• What is being asked
Transcribe exactly the stretch of lines beginning at the one containing "Parse this screenshot: output" and closing with the last line of the entries below. Omit images.

• Records for this task
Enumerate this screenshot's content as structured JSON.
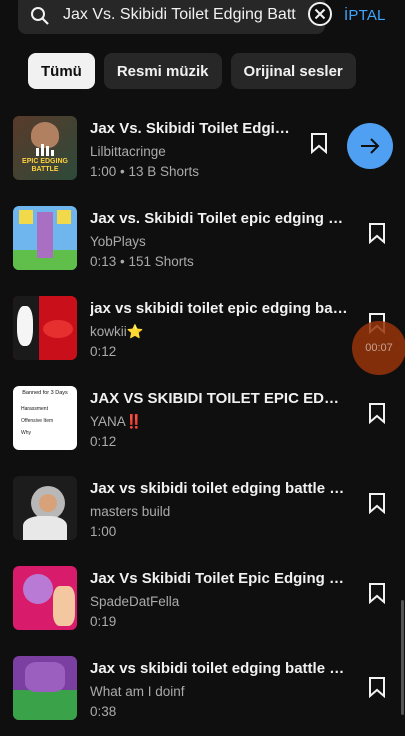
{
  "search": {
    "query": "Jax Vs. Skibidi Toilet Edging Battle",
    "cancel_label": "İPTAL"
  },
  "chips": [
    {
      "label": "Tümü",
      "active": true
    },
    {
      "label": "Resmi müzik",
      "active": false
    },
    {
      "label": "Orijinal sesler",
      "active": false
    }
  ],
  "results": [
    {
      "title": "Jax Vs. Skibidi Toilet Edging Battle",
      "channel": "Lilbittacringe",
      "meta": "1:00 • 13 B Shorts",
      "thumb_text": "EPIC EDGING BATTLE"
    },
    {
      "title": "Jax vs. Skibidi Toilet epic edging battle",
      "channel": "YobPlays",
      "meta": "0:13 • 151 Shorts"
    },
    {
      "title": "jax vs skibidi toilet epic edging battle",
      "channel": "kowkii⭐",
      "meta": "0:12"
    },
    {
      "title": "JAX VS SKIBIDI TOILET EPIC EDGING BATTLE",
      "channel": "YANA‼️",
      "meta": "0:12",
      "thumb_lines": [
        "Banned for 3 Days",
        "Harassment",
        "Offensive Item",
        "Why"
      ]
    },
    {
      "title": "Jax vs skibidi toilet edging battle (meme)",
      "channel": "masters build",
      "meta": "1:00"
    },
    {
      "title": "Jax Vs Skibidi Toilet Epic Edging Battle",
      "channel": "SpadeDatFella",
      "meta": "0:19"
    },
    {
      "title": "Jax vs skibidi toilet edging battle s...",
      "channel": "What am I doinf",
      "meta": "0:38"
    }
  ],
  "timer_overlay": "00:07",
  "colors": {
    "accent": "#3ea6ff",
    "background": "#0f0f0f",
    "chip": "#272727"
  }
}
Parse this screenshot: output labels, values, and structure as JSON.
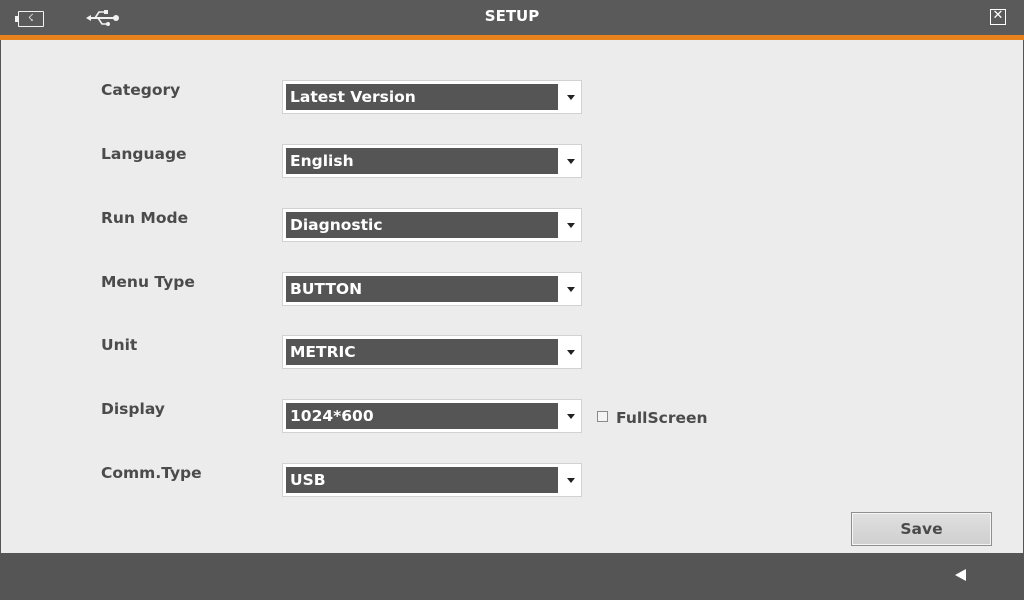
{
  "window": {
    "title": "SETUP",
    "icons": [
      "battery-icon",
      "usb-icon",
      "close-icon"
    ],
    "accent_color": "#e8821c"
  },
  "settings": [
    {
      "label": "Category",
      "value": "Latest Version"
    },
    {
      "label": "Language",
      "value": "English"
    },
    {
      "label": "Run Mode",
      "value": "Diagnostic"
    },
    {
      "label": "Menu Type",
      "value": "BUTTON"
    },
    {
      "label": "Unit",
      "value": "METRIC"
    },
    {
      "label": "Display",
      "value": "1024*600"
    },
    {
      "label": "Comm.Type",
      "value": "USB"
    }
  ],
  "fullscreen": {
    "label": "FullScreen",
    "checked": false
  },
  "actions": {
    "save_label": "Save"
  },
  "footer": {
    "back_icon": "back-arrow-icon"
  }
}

• Problem solution
Parse this screenshot: output labels, values, and structure as JSON.
{
  "window": {
    "title": "SETUP",
    "icons": [
      "battery-icon",
      "usb-icon",
      "close-icon"
    ],
    "accent_color": "#e8821c"
  },
  "settings": [
    {
      "label": "Category",
      "value": "Latest Version"
    },
    {
      "label": "Language",
      "value": "English"
    },
    {
      "label": "Run Mode",
      "value": "Diagnostic"
    },
    {
      "label": "Menu Type",
      "value": "BUTTON"
    },
    {
      "label": "Unit",
      "value": "METRIC"
    },
    {
      "label": "Display",
      "value": "1024*600"
    },
    {
      "label": "Comm.Type",
      "value": "USB"
    }
  ],
  "fullscreen": {
    "label": "FullScreen",
    "checked": false
  },
  "actions": {
    "save_label": "Save"
  },
  "footer": {
    "back_icon": "back-arrow-icon"
  }
}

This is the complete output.